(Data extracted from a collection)
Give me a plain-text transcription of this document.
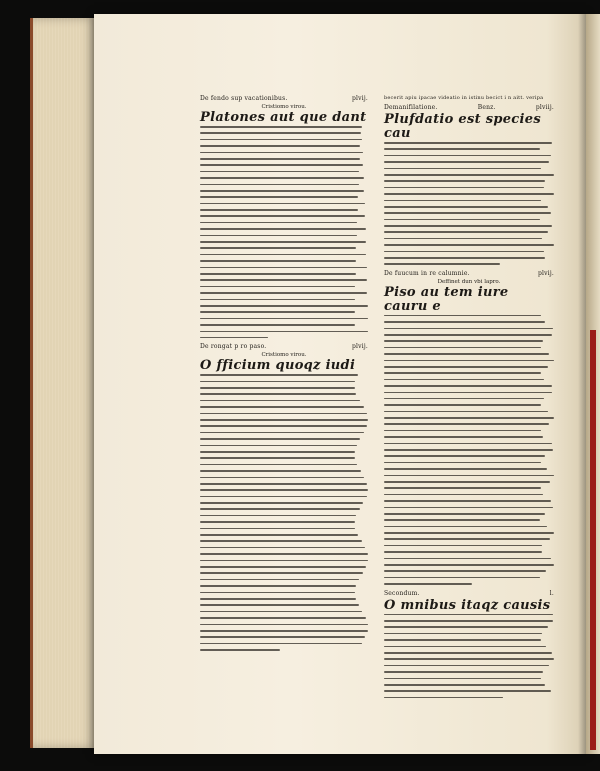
De fendo sup vacationibus.	plvij.
Cristiomo virou.
Platones aut que dant
De rongat p ro paso.	plvij.
Cristiomo virou.
O fficium quoqz iudi
becerit apiu ipacae videatio in istinu becict i n aitt. veripa
Demanifilatione.	Benz.	plviij.
Plufdatio est species cau
De fuucum in re calumnie.	plvij.
Deffinet dun vbi lapro.
Piso au tem iure cauru e
Secondum.	l.
O mnibus itaqz causis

WHAT YOU HAVE TO DO:
Identify the lines that hold the word "plvij". Copy every one of them.

FINISHED EXERCISE:
De fendo sup vacationibus.	plvij.
De rongat p ro paso.	plvij.
De fuucum in re calumnie.	plvij.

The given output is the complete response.